* Instructions for the task
Print the records below word for word, but leave out the pictures.

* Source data
_ _ _

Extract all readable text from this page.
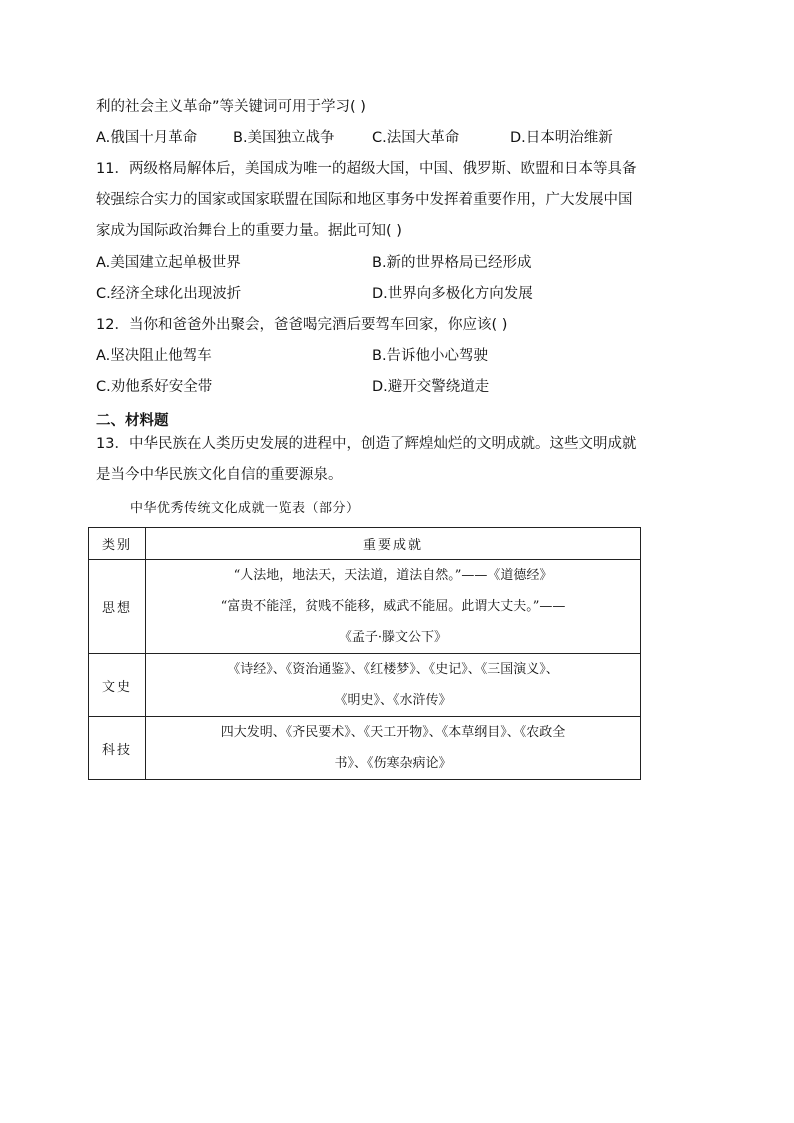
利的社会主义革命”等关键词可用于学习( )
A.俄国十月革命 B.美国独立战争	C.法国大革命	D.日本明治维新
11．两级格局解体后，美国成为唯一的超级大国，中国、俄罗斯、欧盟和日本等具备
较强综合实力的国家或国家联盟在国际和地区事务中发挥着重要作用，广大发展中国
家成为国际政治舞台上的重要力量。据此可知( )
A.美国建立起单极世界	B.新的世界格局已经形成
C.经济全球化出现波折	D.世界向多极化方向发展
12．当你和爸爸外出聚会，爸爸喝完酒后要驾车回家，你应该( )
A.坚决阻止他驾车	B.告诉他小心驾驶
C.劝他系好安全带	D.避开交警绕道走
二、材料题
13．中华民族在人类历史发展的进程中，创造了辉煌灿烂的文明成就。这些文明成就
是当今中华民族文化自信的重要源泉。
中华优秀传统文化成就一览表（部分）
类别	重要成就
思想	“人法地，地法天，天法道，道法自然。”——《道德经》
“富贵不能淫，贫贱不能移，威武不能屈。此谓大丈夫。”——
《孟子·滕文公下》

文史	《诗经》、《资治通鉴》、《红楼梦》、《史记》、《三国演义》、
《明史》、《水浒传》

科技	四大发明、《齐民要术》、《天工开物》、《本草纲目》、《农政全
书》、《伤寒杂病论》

_ _ _

* Result for this exercise
Extract all readable text from this page.
利的社会主义革命”等关键词可用于学习( )
A.俄国十月革命 B.美国独立战争	C.法国大革命	D.日本明治维新
11．两级格局解体后，美国成为唯一的超级大国，中国、俄罗斯、欧盟和日本等具备
较强综合实力的国家或国家联盟在国际和地区事务中发挥着重要作用，广大发展中国
家成为国际政治舞台上的重要力量。据此可知( )
A.美国建立起单极世界	B.新的世界格局已经形成
C.经济全球化出现波折	D.世界向多极化方向发展
12．当你和爸爸外出聚会，爸爸喝完酒后要驾车回家，你应该( )
A.坚决阻止他驾车	B.告诉他小心驾驶
C.劝他系好安全带	D.避开交警绕道走
二、材料题
13．中华民族在人类历史发展的进程中，创造了辉煌灿烂的文明成就。这些文明成就
是当今中华民族文化自信的重要源泉。
中华优秀传统文化成就一览表（部分）
类别	重要成就
思想	“人法地，地法天，天法道，道法自然。”——《道德经》
“富贵不能淫，贫贱不能移，威武不能屈。此谓大丈夫。”——
《孟子·滕文公下》

文史	《诗经》、《资治通鉴》、《红楼梦》、《史记》、《三国演义》、
《明史》、《水浒传》

科技	四大发明、《齐民要术》、《天工开物》、《本草纲目》、《农政全
书》、《伤寒杂病论》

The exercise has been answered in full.